[Dataset listings of figures]

--- Begin ---

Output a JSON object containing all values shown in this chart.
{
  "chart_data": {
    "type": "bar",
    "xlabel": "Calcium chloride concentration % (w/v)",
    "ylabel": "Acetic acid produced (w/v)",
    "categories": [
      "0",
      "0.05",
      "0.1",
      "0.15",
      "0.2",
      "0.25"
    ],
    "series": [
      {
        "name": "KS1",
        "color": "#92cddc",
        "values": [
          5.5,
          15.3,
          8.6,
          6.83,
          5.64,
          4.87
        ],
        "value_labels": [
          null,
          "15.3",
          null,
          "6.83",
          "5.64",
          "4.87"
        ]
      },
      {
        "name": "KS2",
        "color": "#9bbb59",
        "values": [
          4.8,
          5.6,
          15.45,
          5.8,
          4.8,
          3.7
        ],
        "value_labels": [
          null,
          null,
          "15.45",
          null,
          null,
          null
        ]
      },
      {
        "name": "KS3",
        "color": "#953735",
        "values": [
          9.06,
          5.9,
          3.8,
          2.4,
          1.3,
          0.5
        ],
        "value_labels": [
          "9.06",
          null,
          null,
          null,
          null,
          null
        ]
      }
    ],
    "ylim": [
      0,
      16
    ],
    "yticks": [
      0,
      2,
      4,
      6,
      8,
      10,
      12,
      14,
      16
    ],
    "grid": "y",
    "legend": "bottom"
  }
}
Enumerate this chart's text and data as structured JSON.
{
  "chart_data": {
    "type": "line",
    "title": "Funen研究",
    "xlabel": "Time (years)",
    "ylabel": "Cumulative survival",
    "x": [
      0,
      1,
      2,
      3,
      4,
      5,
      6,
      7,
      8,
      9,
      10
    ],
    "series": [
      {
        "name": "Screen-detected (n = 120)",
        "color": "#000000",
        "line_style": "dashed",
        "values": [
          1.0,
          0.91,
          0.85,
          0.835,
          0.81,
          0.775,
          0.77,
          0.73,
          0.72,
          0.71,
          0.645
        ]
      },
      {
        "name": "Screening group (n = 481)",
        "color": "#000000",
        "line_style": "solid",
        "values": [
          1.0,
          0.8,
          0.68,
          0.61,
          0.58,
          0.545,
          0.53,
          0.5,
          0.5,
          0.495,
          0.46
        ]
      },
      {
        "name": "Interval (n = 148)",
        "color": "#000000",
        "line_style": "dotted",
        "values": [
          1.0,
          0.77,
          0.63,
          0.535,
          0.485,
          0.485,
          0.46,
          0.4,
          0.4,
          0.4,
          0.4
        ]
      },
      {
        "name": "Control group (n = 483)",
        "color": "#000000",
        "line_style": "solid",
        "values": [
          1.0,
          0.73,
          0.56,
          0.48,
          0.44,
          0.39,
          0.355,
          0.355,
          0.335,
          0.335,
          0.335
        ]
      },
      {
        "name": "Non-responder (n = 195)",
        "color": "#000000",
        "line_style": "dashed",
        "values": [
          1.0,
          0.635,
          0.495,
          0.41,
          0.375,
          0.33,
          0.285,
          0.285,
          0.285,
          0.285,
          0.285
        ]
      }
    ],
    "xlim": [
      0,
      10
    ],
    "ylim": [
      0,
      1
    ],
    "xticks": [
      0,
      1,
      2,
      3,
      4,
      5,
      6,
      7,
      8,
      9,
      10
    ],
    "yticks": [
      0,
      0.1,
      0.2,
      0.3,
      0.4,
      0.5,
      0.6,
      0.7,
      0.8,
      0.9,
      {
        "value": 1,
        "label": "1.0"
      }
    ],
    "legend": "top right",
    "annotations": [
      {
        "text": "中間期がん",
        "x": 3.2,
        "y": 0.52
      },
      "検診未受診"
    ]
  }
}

--- End ---

Return all lines with the word "text" in them.

- _PROBLEM SOLUTION_
Enumerate this chart's text and data as structured JSON.
        "text": "中間期がん",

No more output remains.